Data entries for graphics
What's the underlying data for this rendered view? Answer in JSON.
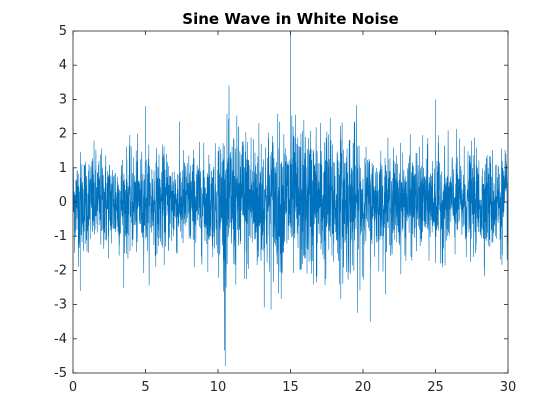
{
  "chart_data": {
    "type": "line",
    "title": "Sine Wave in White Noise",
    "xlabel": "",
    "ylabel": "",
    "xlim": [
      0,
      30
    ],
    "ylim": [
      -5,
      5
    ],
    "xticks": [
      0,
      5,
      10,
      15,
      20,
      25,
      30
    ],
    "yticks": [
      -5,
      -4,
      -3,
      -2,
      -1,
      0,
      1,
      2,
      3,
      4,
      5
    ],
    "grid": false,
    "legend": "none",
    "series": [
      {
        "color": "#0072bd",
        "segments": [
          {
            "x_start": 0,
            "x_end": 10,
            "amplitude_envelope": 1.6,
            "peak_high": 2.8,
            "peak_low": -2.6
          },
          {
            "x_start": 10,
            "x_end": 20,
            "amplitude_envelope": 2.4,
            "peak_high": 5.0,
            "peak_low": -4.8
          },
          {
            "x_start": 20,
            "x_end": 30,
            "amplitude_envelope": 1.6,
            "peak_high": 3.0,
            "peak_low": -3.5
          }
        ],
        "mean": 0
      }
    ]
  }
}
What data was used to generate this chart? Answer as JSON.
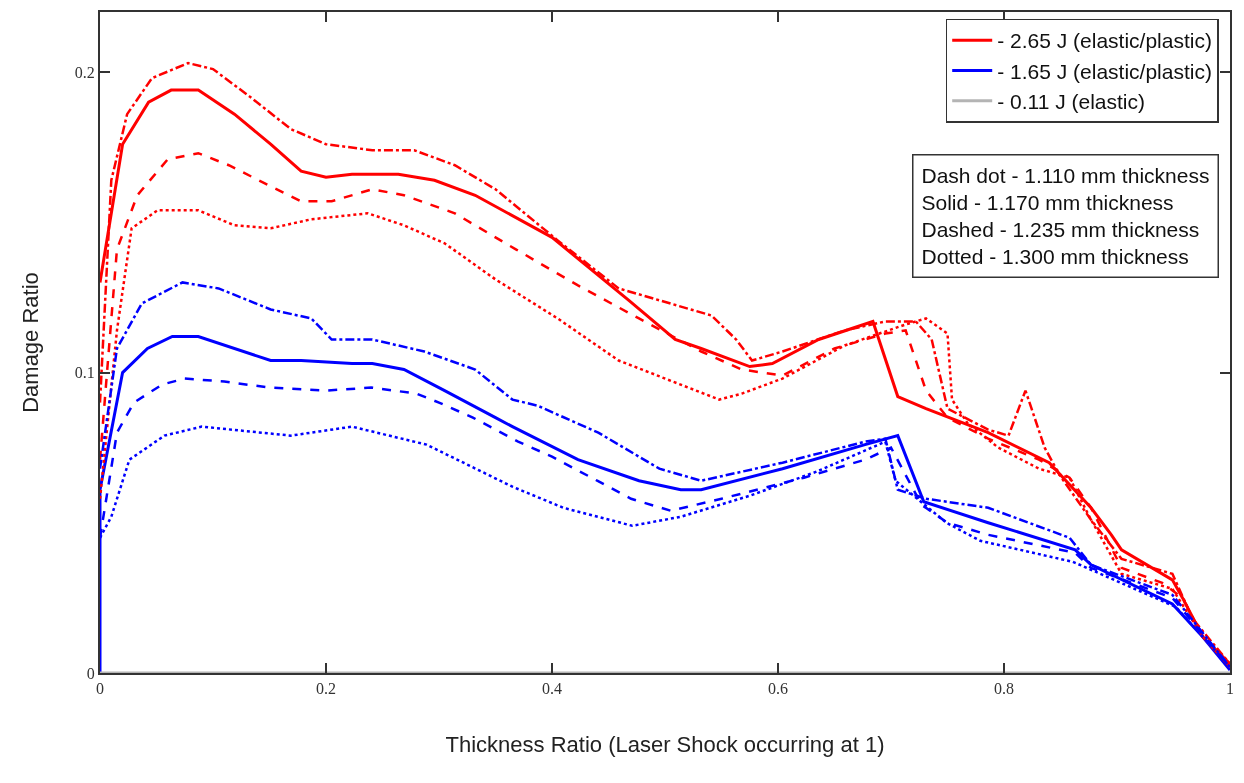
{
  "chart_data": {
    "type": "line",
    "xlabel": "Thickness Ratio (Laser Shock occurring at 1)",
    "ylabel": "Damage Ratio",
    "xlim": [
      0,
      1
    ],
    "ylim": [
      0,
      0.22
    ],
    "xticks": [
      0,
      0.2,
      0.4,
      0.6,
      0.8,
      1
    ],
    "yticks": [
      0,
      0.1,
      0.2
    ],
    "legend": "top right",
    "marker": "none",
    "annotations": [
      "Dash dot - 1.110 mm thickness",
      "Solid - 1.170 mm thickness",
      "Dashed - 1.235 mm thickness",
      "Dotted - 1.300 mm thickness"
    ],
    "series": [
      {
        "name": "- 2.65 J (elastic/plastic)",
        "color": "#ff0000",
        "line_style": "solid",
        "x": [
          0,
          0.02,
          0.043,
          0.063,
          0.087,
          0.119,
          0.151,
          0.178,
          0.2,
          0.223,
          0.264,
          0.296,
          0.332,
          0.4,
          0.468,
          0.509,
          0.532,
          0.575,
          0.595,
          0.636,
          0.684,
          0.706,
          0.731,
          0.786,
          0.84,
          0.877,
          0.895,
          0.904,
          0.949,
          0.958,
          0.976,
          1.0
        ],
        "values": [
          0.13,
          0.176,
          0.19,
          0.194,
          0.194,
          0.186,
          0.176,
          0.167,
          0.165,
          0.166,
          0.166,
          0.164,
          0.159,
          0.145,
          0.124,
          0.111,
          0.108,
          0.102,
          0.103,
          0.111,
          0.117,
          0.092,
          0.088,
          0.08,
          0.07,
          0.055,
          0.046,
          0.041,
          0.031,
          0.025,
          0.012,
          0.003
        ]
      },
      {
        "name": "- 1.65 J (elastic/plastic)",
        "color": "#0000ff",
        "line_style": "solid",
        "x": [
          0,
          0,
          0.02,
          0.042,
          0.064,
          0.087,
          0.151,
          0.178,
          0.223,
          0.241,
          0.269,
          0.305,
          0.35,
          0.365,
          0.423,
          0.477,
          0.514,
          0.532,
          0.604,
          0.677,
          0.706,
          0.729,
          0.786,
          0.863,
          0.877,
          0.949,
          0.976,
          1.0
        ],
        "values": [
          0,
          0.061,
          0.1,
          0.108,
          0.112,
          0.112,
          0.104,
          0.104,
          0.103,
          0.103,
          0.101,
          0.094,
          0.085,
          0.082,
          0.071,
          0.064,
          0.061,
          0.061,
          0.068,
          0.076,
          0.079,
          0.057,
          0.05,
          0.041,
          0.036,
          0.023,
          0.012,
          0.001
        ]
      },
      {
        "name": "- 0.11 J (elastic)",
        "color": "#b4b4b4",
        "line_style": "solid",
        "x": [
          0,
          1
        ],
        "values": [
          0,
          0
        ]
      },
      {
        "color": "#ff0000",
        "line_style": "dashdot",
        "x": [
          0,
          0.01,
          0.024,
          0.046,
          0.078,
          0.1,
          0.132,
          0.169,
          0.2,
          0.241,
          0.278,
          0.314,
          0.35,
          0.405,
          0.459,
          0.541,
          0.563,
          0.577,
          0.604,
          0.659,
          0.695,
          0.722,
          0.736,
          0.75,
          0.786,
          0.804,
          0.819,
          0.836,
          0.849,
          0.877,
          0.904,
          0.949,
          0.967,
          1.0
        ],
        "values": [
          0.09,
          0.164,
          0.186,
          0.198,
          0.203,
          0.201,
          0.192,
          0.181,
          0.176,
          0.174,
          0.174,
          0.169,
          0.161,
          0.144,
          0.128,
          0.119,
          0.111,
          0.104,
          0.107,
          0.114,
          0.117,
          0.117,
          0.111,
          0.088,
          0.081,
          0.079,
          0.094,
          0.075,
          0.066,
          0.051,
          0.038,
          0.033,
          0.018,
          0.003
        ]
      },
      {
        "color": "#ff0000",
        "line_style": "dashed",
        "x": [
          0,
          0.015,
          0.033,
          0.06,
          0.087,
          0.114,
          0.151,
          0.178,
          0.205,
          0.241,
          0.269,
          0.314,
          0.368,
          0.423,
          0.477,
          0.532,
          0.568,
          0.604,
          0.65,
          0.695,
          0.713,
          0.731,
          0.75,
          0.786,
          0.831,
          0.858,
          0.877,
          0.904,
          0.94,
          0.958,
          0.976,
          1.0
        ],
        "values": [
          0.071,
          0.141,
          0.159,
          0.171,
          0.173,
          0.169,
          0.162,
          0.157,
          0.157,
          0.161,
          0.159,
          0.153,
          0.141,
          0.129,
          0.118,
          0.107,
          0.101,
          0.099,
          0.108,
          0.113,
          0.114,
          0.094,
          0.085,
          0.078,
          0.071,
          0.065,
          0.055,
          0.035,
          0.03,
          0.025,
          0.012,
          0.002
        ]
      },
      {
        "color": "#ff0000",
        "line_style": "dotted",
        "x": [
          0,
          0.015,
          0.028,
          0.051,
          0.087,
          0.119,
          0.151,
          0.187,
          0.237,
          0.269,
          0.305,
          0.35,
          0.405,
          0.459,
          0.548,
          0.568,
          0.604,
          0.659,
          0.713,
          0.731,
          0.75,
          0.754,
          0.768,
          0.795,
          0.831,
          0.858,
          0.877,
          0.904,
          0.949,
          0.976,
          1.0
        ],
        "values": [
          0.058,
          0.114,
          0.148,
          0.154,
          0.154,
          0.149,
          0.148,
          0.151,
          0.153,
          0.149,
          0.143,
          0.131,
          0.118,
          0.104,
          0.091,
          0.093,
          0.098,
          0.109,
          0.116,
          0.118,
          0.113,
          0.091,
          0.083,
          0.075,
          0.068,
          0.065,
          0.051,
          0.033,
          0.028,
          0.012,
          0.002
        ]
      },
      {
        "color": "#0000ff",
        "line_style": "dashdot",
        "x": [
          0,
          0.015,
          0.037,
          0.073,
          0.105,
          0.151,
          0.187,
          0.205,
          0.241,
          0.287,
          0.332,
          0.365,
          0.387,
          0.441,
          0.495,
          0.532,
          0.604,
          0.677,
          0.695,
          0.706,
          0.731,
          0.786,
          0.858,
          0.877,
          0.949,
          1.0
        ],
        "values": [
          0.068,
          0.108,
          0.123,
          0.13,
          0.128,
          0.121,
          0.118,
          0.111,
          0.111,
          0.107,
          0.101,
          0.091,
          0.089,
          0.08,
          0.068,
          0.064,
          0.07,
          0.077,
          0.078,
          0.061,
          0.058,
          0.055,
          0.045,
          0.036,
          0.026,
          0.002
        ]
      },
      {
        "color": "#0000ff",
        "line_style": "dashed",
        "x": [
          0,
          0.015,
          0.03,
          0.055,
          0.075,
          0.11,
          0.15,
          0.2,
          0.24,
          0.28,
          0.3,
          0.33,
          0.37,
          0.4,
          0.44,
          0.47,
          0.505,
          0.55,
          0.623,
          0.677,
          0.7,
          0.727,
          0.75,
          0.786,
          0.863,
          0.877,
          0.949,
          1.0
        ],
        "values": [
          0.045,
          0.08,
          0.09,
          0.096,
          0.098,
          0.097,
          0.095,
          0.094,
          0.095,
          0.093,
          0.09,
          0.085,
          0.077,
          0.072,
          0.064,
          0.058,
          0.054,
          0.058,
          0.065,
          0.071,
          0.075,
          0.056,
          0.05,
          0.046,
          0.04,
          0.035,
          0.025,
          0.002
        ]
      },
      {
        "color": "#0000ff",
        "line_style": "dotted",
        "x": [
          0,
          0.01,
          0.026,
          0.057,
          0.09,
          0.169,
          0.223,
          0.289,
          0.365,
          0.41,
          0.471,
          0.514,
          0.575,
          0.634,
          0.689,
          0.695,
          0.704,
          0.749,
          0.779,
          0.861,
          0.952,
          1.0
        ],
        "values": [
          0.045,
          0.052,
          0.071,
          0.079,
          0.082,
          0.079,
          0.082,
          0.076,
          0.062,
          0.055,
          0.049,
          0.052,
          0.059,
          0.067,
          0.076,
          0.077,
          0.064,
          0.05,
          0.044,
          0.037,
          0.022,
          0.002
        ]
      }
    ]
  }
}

WHAT TO DO:
Identify every line where the string "xlabel" appears.

THE RESULT:
    "xlabel": "",
    "xlabel": "Thickness Ratio (Laser Shock occurring at 1)",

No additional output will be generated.